> [练习要求]:
(A) 请根据FCN论文与源码讲解一文回答:
(i) 摘要中把哪三个分类网络改造成了全卷积网络?
(ii) dataset.py 由哪两部分组成?
(iii) LabelProcessor 的作用是什么?
(B) 请从FCN论文与源码讲解一文最后一句之后接着往下写。

> [所给文本]:
FCN论文以及源码拆分详解(一)

FCN论文以及源码拆分详解(一)

FCN 论文:Fully Convolutional Networks for Semantic Segmentation
参考github代码。

摘要:
开山之作-----state of-the-art segmentation
Our key insight is to build “fully convolutional” networks that take input of arbitrary size and produce correspondingly-sized output with efficient inference and learning. We define and detail the space of fully convolutional networks, explain their application to spatially dense prediction tasks, and draw connections to prior models. We adapt contemporary classification networks (AlexNet [20], the VGG net [31], and GoogLeNet [32]) into fully convolutional networks and transfer their learned representations by fine-tuning [3] to the segmentation task. We then define a skip architecture that combines semantic information from a deep, coarse layer with appearance information from a shallow, fine layer to produce accurate and detailed segmentations.

一数据预处理

1. dataset.py

内容组成:LabelProcessor和 Dataset类
1.1 LabelProcessor
作用: 对图像标签进行编码,----背景知识:哈希函数

    def __init__(self, file_path):

        self.colormap = self.read_color_map(file_path)

        self.cm2lbl = self.encode_label_pix(self.colormap)

> [给定数据]:
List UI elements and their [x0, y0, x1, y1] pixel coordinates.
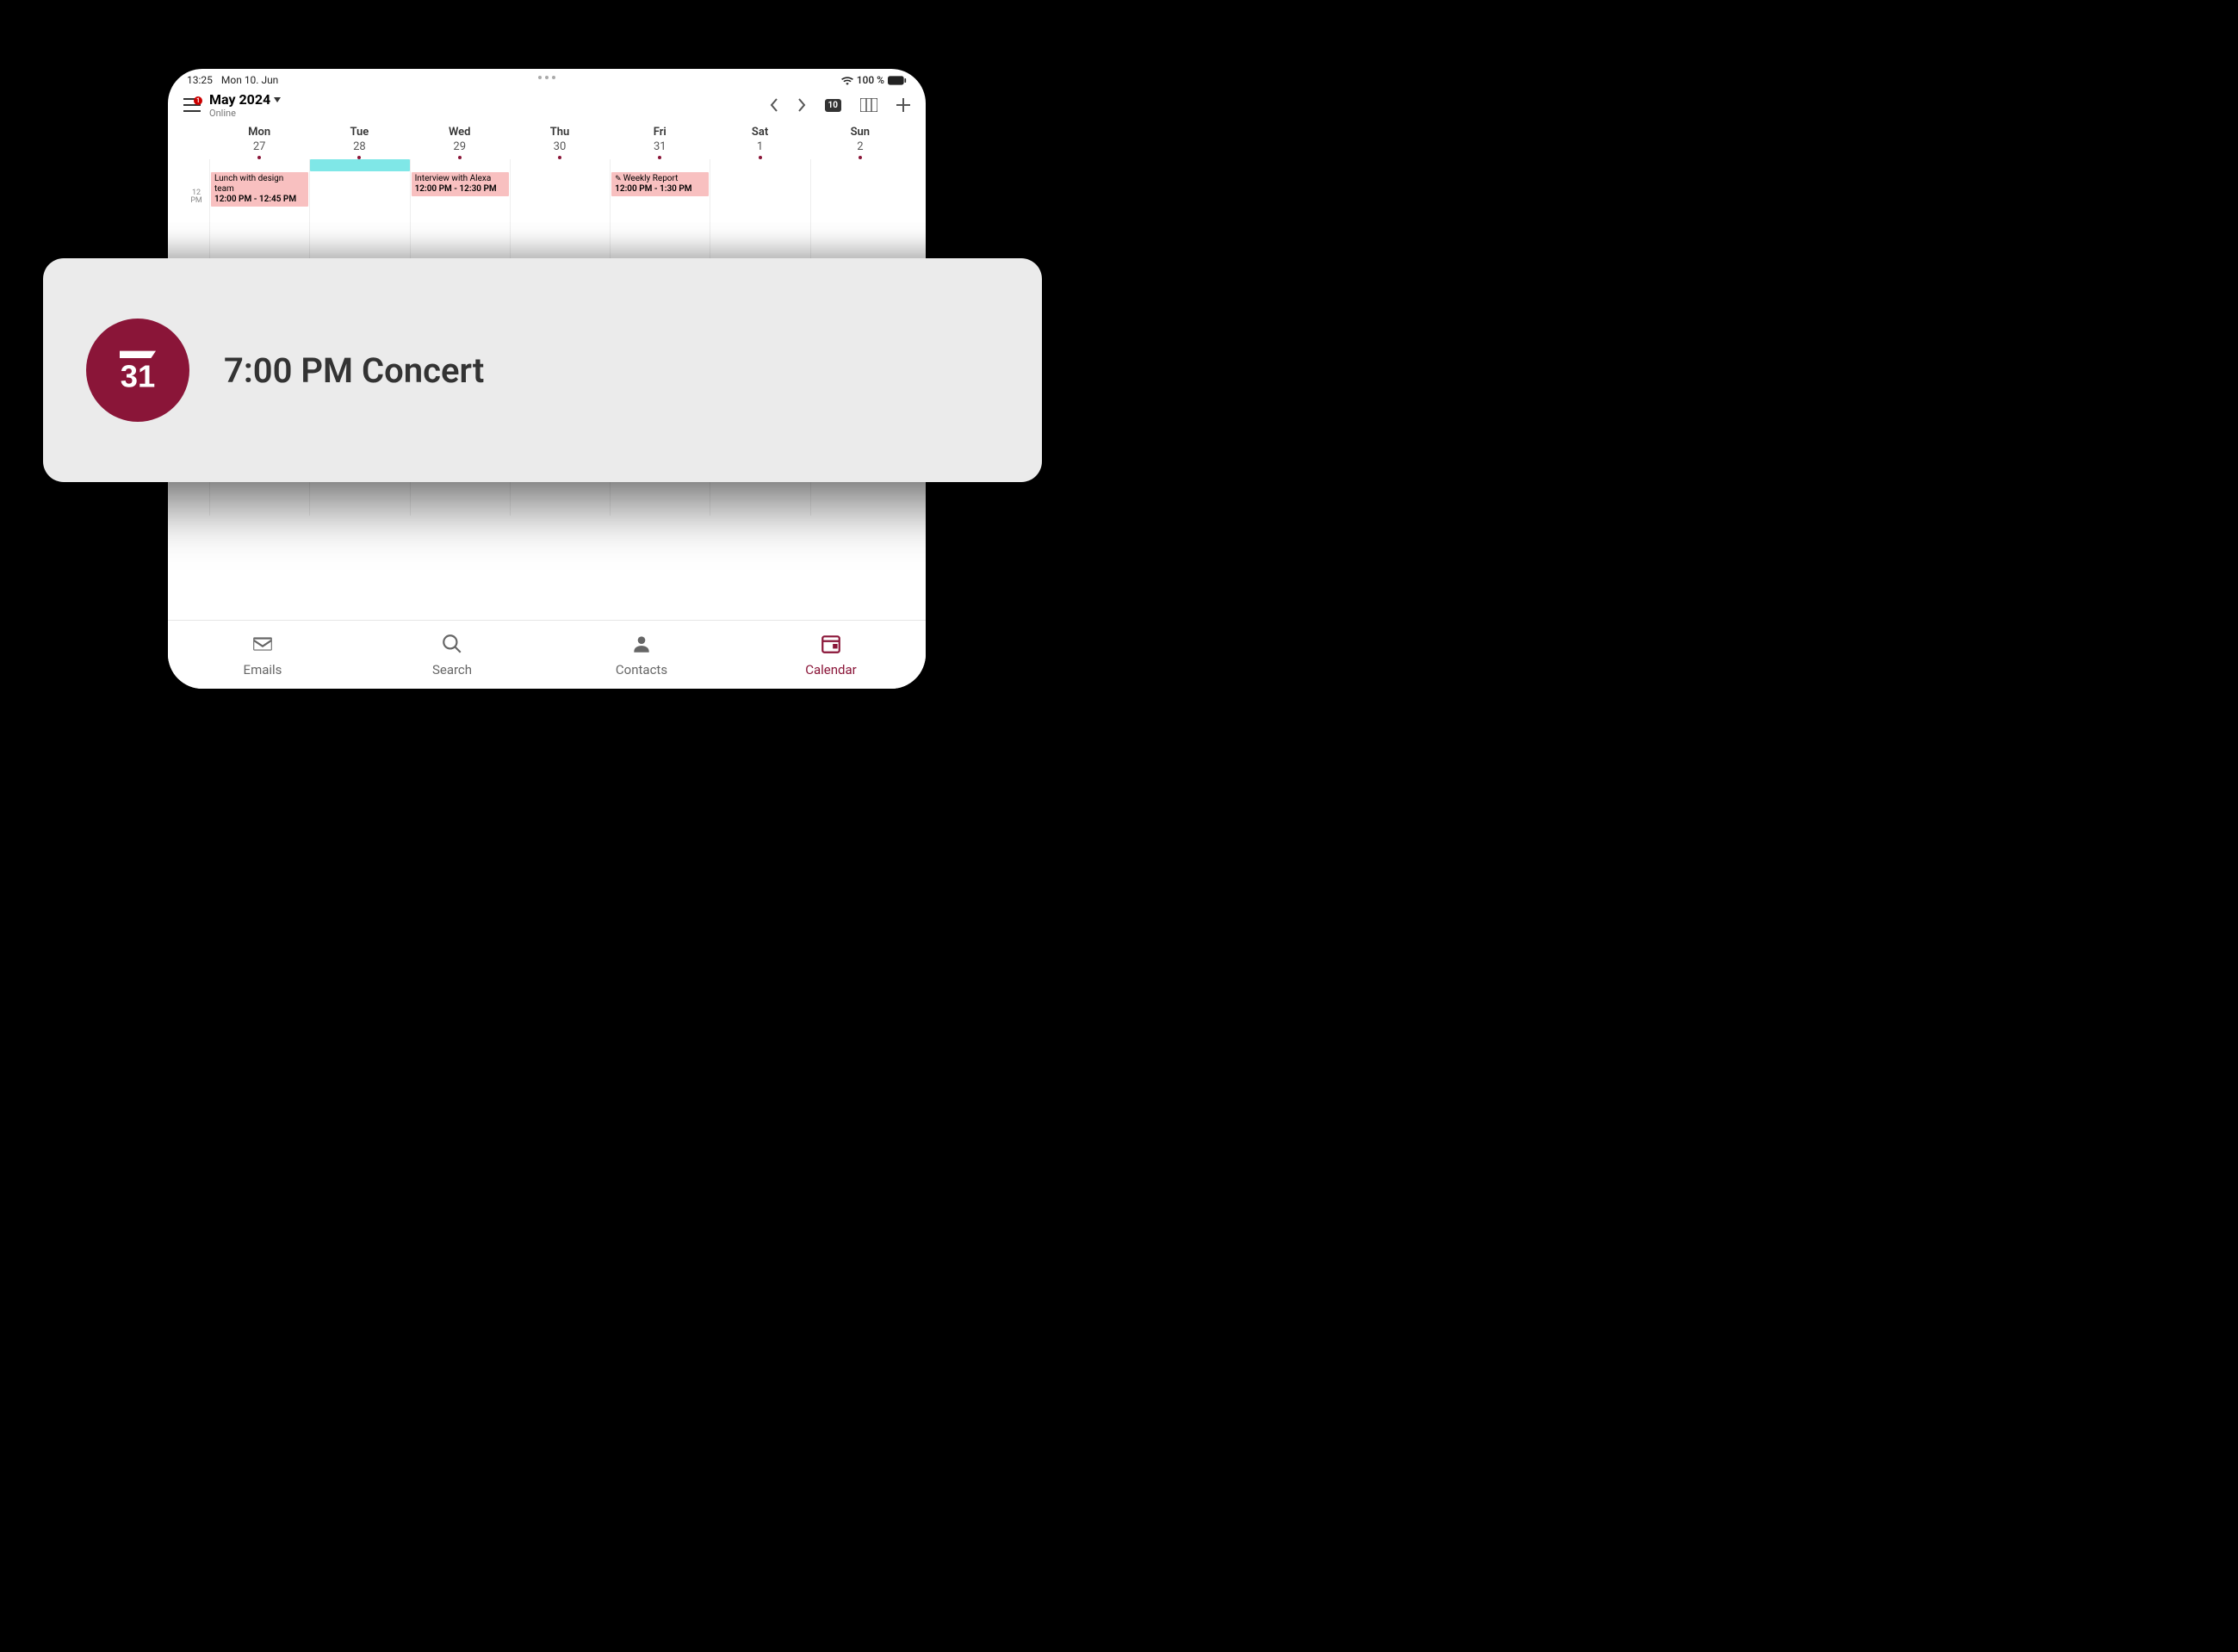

> [练习结果]:
(A)
(i) AlexNet、VGG net 和 GoogLeNet。
(ii) LabelProcessor 和 Dataset 类。
(iii) 对图像标签进行编码。

(B)
read_color_map: 实现读取标签rgb值,输出形式 [[128 128 128],[],…]
“name,r,g,b
Sky,128, 128, 128
Building,128, 0, 0
Pole,192, 192, 128
Road,128, 64, 128
Sidewalk,0,0,192
Tree,128,128,0
SignSymbol,192,128,128
Fence,64,64,128
Car,64,0,128
Pedestrian,64,64,0
Bicyclist,0,128,192
unlabelled,0,0,0

*encode_label_pix:标签编码,返回哈希表----作用:*为了快速查找对应标签

cm2lbl[(cm[0] * 256 + cm[1]) * 256 + cm[2]] = i

计算举例: 128256+ 128256+64 ==>0 ==> sky 类别
*encode_label_img: 查表

    def encode_label_img(self, img):

        data = np.array(img, dtype='int32')
        idx = (data[:, :, 0] * 256 + data[:, :, 1]) * 256 + data[:, :, 2]
        return np.array(self.cm2lbl[idx], dtype='int64')

导包:

import pandas as pd
import os
import torch as t
import numpy as np
import torchvision.transforms.functional as ff
from torch.utils.data import Dataset
from PIL import Image
import torchvision.transforms as transforms
import cfg

1.2 Dataset类

    def __init__(self, file_path=[], crop_size=None):
        # 1 正确读入图片和标签路径
        if len(file_path) != 2:
            raise ValueError("同时需要图片和标签文件夹的路径")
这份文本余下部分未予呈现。